>>>>>
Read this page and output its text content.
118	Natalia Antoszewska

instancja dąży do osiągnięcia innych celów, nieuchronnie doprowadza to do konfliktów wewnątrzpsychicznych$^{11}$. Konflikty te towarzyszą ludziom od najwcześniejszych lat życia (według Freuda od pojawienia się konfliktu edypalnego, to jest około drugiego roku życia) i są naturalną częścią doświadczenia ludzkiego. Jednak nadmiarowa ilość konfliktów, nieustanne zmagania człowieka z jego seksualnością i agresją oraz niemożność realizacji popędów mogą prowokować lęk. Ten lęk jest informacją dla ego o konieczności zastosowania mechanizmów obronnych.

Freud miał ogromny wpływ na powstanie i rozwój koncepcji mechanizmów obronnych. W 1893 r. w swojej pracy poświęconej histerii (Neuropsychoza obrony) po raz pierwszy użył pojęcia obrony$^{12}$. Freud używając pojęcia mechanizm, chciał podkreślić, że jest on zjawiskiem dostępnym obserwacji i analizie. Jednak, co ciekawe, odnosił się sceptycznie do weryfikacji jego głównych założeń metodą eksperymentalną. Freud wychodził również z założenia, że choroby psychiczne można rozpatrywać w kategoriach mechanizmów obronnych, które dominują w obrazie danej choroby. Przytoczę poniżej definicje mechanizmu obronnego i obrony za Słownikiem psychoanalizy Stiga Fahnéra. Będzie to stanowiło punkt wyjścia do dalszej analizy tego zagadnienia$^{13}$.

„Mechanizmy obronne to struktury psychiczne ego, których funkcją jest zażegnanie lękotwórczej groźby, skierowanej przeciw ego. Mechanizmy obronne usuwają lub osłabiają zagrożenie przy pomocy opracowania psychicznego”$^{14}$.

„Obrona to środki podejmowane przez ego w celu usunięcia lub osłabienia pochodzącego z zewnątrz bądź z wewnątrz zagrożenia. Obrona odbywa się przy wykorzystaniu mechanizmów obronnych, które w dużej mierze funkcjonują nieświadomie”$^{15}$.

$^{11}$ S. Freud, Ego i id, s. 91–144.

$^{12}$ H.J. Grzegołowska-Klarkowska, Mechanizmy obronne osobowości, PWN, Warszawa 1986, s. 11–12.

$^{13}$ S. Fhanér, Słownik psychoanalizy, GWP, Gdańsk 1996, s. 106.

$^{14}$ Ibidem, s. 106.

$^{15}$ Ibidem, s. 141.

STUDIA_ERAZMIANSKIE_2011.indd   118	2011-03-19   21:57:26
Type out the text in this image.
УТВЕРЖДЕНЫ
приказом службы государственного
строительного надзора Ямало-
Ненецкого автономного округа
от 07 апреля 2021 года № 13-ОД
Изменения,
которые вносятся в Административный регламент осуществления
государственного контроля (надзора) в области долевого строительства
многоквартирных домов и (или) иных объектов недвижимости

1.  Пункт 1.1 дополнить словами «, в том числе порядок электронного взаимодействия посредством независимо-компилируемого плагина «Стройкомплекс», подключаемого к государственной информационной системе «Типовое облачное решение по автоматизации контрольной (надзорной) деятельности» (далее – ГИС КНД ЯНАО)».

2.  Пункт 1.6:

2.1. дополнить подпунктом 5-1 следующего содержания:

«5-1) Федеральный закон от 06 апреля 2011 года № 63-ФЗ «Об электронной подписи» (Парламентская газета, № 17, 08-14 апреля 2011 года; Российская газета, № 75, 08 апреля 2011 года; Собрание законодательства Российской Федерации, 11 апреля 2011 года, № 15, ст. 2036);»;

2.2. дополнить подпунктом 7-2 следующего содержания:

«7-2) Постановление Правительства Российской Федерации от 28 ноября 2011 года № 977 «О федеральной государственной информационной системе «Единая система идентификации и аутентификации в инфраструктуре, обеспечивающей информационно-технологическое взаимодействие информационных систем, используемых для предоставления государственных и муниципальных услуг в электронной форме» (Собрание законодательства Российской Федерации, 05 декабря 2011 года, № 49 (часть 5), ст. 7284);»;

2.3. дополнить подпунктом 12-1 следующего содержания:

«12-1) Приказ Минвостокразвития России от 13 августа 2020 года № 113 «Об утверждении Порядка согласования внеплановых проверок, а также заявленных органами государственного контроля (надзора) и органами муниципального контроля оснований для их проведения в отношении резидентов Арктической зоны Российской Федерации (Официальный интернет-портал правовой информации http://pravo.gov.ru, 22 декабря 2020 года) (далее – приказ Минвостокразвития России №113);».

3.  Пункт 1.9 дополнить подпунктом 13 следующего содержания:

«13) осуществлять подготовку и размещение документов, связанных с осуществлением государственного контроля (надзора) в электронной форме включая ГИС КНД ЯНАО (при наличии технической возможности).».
<<<<<
▶ **What the task asks**
Print the records once more, exactly as they were given.

▶ **Full output**
Read this page and output its text content.
118	Natalia Antoszewska

instancja dąży do osiągnięcia innych celów, nieuchronnie doprowadza to do konfliktów wewnątrzpsychicznych$^{11}$. Konflikty te towarzyszą ludziom od najwcześniejszych lat życia (według Freuda od pojawienia się konfliktu edypalnego, to jest około drugiego roku życia) i są naturalną częścią doświadczenia ludzkiego. Jednak nadmiarowa ilość konfliktów, nieustanne zmagania człowieka z jego seksualnością i agresją oraz niemożność realizacji popędów mogą prowokować lęk. Ten lęk jest informacją dla ego o konieczności zastosowania mechanizmów obronnych.

Freud miał ogromny wpływ na powstanie i rozwój koncepcji mechanizmów obronnych. W 1893 r. w swojej pracy poświęconej histerii (Neuropsychoza obrony) po raz pierwszy użył pojęcia obrony$^{12}$. Freud używając pojęcia mechanizm, chciał podkreślić, że jest on zjawiskiem dostępnym obserwacji i analizie. Jednak, co ciekawe, odnosił się sceptycznie do weryfikacji jego głównych założeń metodą eksperymentalną. Freud wychodził również z założenia, że choroby psychiczne można rozpatrywać w kategoriach mechanizmów obronnych, które dominują w obrazie danej choroby. Przytoczę poniżej definicje mechanizmu obronnego i obrony za Słownikiem psychoanalizy Stiga Fahnéra. Będzie to stanowiło punkt wyjścia do dalszej analizy tego zagadnienia$^{13}$.

„Mechanizmy obronne to struktury psychiczne ego, których funkcją jest zażegnanie lękotwórczej groźby, skierowanej przeciw ego. Mechanizmy obronne usuwają lub osłabiają zagrożenie przy pomocy opracowania psychicznego”$^{14}$.

„Obrona to środki podejmowane przez ego w celu usunięcia lub osłabienia pochodzącego z zewnątrz bądź z wewnątrz zagrożenia. Obrona odbywa się przy wykorzystaniu mechanizmów obronnych, które w dużej mierze funkcjonują nieświadomie”$^{15}$.

$^{11}$ S. Freud, Ego i id, s. 91–144.

$^{12}$ H.J. Grzegołowska-Klarkowska, Mechanizmy obronne osobowości, PWN, Warszawa 1986, s. 11–12.

$^{13}$ S. Fhanér, Słownik psychoanalizy, GWP, Gdańsk 1996, s. 106.

$^{14}$ Ibidem, s. 106.

$^{15}$ Ibidem, s. 141.

STUDIA_ERAZMIANSKIE_2011.indd   118	2011-03-19   21:57:26
Type out the text in this image.
УТВЕРЖДЕНЫ
приказом службы государственного
строительного надзора Ямало-
Ненецкого автономного округа
от 07 апреля 2021 года № 13-ОД
Изменения,
которые вносятся в Административный регламент осуществления
государственного контроля (надзора) в области долевого строительства
многоквартирных домов и (или) иных объектов недвижимости

1.  Пункт 1.1 дополнить словами «, в том числе порядок электронного взаимодействия посредством независимо-компилируемого плагина «Стройкомплекс», подключаемого к государственной информационной системе «Типовое облачное решение по автоматизации контрольной (надзорной) деятельности» (далее – ГИС КНД ЯНАО)».

2.  Пункт 1.6:

2.1. дополнить подпунктом 5-1 следующего содержания:

«5-1) Федеральный закон от 06 апреля 2011 года № 63-ФЗ «Об электронной подписи» (Парламентская газета, № 17, 08-14 апреля 2011 года; Российская газета, № 75, 08 апреля 2011 года; Собрание законодательства Российской Федерации, 11 апреля 2011 года, № 15, ст. 2036);»;

2.2. дополнить подпунктом 7-2 следующего содержания:

«7-2) Постановление Правительства Российской Федерации от 28 ноября 2011 года № 977 «О федеральной государственной информационной системе «Единая система идентификации и аутентификации в инфраструктуре, обеспечивающей информационно-технологическое взаимодействие информационных систем, используемых для предоставления государственных и муниципальных услуг в электронной форме» (Собрание законодательства Российской Федерации, 05 декабря 2011 года, № 49 (часть 5), ст. 7284);»;

2.3. дополнить подпунктом 12-1 следующего содержания:

«12-1) Приказ Минвостокразвития России от 13 августа 2020 года № 113 «Об утверждении Порядка согласования внеплановых проверок, а также заявленных органами государственного контроля (надзора) и органами муниципального контроля оснований для их проведения в отношении резидентов Арктической зоны Российской Федерации (Официальный интернет-портал правовой информации http://pravo.gov.ru, 22 декабря 2020 года) (далее – приказ Минвостокразвития России №113);».

3.  Пункт 1.9 дополнить подпунктом 13 следующего содержания:

«13) осуществлять подготовку и размещение документов, связанных с осуществлением государственного контроля (надзора) в электронной форме включая ГИС КНД ЯНАО (при наличии технической возможности).».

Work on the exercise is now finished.